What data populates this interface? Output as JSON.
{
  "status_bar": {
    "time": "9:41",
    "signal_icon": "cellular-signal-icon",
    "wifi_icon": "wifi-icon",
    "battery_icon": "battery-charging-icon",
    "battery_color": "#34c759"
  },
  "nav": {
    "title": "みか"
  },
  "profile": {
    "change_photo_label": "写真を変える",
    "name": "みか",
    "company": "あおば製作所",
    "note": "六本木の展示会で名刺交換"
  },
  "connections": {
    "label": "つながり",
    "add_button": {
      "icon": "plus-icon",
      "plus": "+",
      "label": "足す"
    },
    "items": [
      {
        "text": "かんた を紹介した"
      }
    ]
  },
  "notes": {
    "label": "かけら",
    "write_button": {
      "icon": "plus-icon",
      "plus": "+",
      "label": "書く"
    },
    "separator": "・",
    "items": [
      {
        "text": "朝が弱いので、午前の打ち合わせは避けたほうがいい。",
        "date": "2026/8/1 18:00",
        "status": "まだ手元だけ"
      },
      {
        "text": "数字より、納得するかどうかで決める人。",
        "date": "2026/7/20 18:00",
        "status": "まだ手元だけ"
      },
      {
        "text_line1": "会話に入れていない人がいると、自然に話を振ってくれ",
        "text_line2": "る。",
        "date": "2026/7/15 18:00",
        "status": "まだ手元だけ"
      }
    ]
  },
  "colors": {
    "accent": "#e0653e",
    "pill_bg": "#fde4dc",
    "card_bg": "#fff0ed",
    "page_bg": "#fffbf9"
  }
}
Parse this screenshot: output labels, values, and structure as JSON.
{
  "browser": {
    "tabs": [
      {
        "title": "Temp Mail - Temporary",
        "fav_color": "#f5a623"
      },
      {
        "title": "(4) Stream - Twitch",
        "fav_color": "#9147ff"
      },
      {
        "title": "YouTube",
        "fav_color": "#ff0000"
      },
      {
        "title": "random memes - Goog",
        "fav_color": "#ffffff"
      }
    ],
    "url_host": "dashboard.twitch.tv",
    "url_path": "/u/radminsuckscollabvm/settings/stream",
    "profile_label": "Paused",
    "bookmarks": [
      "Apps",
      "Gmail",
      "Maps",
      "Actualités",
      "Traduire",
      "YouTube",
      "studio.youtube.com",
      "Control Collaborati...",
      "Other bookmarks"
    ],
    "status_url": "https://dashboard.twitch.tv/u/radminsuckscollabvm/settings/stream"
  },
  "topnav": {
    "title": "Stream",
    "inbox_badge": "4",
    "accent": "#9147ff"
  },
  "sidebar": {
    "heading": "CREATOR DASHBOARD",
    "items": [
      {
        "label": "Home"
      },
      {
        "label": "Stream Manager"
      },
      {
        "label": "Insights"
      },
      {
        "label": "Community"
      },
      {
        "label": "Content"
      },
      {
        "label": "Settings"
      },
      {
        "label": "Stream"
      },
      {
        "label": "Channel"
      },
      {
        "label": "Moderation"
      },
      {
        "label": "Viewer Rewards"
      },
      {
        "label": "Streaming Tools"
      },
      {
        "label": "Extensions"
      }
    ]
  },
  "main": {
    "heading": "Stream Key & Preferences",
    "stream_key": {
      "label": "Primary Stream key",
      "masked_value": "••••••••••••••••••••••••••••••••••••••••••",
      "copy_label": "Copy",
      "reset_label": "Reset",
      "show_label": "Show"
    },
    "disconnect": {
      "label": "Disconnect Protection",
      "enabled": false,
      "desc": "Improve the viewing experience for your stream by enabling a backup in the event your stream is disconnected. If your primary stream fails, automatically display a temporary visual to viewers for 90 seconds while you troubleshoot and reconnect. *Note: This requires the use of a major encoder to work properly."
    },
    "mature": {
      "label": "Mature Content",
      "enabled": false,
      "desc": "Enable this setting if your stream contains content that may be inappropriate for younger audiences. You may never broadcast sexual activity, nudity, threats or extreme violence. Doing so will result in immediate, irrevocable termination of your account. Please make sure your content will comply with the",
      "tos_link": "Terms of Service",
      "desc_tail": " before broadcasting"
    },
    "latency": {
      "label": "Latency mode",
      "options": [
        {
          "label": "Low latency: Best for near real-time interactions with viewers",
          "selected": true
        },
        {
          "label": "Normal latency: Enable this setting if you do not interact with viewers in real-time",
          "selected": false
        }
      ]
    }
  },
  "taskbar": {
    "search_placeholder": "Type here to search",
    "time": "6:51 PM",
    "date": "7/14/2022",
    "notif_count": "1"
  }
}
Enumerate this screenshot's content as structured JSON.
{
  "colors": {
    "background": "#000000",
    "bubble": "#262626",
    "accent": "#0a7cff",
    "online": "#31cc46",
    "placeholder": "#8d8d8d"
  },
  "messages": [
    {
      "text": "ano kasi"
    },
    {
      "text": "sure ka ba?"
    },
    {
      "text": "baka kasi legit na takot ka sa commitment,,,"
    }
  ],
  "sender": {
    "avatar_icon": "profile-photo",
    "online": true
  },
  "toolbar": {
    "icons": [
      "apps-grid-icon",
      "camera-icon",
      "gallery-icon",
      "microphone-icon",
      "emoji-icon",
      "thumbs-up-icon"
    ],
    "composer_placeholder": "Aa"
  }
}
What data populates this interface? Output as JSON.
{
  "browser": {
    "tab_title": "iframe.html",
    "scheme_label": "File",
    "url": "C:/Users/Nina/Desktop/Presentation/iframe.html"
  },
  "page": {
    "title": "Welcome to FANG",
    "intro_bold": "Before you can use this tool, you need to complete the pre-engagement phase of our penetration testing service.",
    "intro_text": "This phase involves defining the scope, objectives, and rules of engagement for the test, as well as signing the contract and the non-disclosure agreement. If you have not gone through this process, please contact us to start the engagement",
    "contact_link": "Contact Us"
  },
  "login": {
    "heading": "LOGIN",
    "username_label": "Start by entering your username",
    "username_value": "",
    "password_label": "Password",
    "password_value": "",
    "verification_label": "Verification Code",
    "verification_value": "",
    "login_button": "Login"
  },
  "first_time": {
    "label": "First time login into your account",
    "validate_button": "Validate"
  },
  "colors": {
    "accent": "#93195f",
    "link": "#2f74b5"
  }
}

| Your objective |
Exactly as written, please output every entry.

| The result |
What data populates this interface? Output as JSON.
{
  "status_bar": {
    "time": "9:41",
    "signal_icon": "cellular-signal-icon",
    "wifi_icon": "wifi-icon",
    "battery_icon": "battery-charging-icon",
    "battery_color": "#34c759"
  },
  "nav": {
    "title": "みか"
  },
  "profile": {
    "change_photo_label": "写真を変える",
    "name": "みか",
    "company": "あおば製作所",
    "note": "六本木の展示会で名刺交換"
  },
  "connections": {
    "label": "つながり",
    "add_button": {
      "icon": "plus-icon",
      "plus": "+",
      "label": "足す"
    },
    "items": [
      {
        "text": "かんた を紹介した"
      }
    ]
  },
  "notes": {
    "label": "かけら",
    "write_button": {
      "icon": "plus-icon",
      "plus": "+",
      "label": "書く"
    },
    "separator": "・",
    "items": [
      {
        "text": "朝が弱いので、午前の打ち合わせは避けたほうがいい。",
        "date": "2026/8/1 18:00",
        "status": "まだ手元だけ"
      },
      {
        "text": "数字より、納得するかどうかで決める人。",
        "date": "2026/7/20 18:00",
        "status": "まだ手元だけ"
      },
      {
        "text_line1": "会話に入れていない人がいると、自然に話を振ってくれ",
        "text_line2": "る。",
        "date": "2026/7/15 18:00",
        "status": "まだ手元だけ"
      }
    ]
  },
  "colors": {
    "accent": "#e0653e",
    "pill_bg": "#fde4dc",
    "card_bg": "#fff0ed",
    "page_bg": "#fffbf9"
  }
}
Parse this screenshot: output labels, values, and structure as JSON.
{
  "browser": {
    "tabs": [
      {
        "title": "Temp Mail - Temporary",
        "fav_color": "#f5a623"
      },
      {
        "title": "(4) Stream - Twitch",
        "fav_color": "#9147ff"
      },
      {
        "title": "YouTube",
        "fav_color": "#ff0000"
      },
      {
        "title": "random memes - Goog",
        "fav_color": "#ffffff"
      }
    ],
    "url_host": "dashboard.twitch.tv",
    "url_path": "/u/radminsuckscollabvm/settings/stream",
    "profile_label": "Paused",
    "bookmarks": [
      "Apps",
      "Gmail",
      "Maps",
      "Actualités",
      "Traduire",
      "YouTube",
      "studio.youtube.com",
      "Control Collaborati...",
      "Other bookmarks"
    ],
    "status_url": "https://dashboard.twitch.tv/u/radminsuckscollabvm/settings/stream"
  },
  "topnav": {
    "title": "Stream",
    "inbox_badge": "4",
    "accent": "#9147ff"
  },
  "sidebar": {
    "heading": "CREATOR DASHBOARD",
    "items": [
      {
        "label": "Home"
      },
      {
        "label": "Stream Manager"
      },
      {
        "label": "Insights"
      },
      {
        "label": "Community"
      },
      {
        "label": "Content"
      },
      {
        "label": "Settings"
      },
      {
        "label": "Stream"
      },
      {
        "label": "Channel"
      },
      {
        "label": "Moderation"
      },
      {
        "label": "Viewer Rewards"
      },
      {
        "label": "Streaming Tools"
      },
      {
        "label": "Extensions"
      }
    ]
  },
  "main": {
    "heading": "Stream Key & Preferences",
    "stream_key": {
      "label": "Primary Stream key",
      "masked_value": "••••••••••••••••••••••••••••••••••••••••••",
      "copy_label": "Copy",
      "reset_label": "Reset",
      "show_label": "Show"
    },
    "disconnect": {
      "label": "Disconnect Protection",
      "enabled": false,
      "desc": "Improve the viewing experience for your stream by enabling a backup in the event your stream is disconnected. If your primary stream fails, automatically display a temporary visual to viewers for 90 seconds while you troubleshoot and reconnect. *Note: This requires the use of a major encoder to work properly."
    },
    "mature": {
      "label": "Mature Content",
      "enabled": false,
      "desc": "Enable this setting if your stream contains content that may be inappropriate for younger audiences. You may never broadcast sexual activity, nudity, threats or extreme violence. Doing so will result in immediate, irrevocable termination of your account. Please make sure your content will comply with the",
      "tos_link": "Terms of Service",
      "desc_tail": " before broadcasting"
    },
    "latency": {
      "label": "Latency mode",
      "options": [
        {
          "label": "Low latency: Best for near real-time interactions with viewers",
          "selected": true
        },
        {
          "label": "Normal latency: Enable this setting if you do not interact with viewers in real-time",
          "selected": false
        }
      ]
    }
  },
  "taskbar": {
    "search_placeholder": "Type here to search",
    "time": "6:51 PM",
    "date": "7/14/2022",
    "notif_count": "1"
  }
}
Enumerate this screenshot's content as structured JSON.
{
  "colors": {
    "background": "#000000",
    "bubble": "#262626",
    "accent": "#0a7cff",
    "online": "#31cc46",
    "placeholder": "#8d8d8d"
  },
  "messages": [
    {
      "text": "ano kasi"
    },
    {
      "text": "sure ka ba?"
    },
    {
      "text": "baka kasi legit na takot ka sa commitment,,,"
    }
  ],
  "sender": {
    "avatar_icon": "profile-photo",
    "online": true
  },
  "toolbar": {
    "icons": [
      "apps-grid-icon",
      "camera-icon",
      "gallery-icon",
      "microphone-icon",
      "emoji-icon",
      "thumbs-up-icon"
    ],
    "composer_placeholder": "Aa"
  }
}
What data populates this interface? Output as JSON.
{
  "browser": {
    "tab_title": "iframe.html",
    "scheme_label": "File",
    "url": "C:/Users/Nina/Desktop/Presentation/iframe.html"
  },
  "page": {
    "title": "Welcome to FANG",
    "intro_bold": "Before you can use this tool, you need to complete the pre-engagement phase of our penetration testing service.",
    "intro_text": "This phase involves defining the scope, objectives, and rules of engagement for the test, as well as signing the contract and the non-disclosure agreement. If you have not gone through this process, please contact us to start the engagement",
    "contact_link": "Contact Us"
  },
  "login": {
    "heading": "LOGIN",
    "username_label": "Start by entering your username",
    "username_value": "",
    "password_label": "Password",
    "password_value": "",
    "verification_label": "Verification Code",
    "verification_value": "",
    "login_button": "Login"
  },
  "first_time": {
    "label": "First time login into your account",
    "validate_button": "Validate"
  },
  "colors": {
    "accent": "#93195f",
    "link": "#2f74b5"
  }
}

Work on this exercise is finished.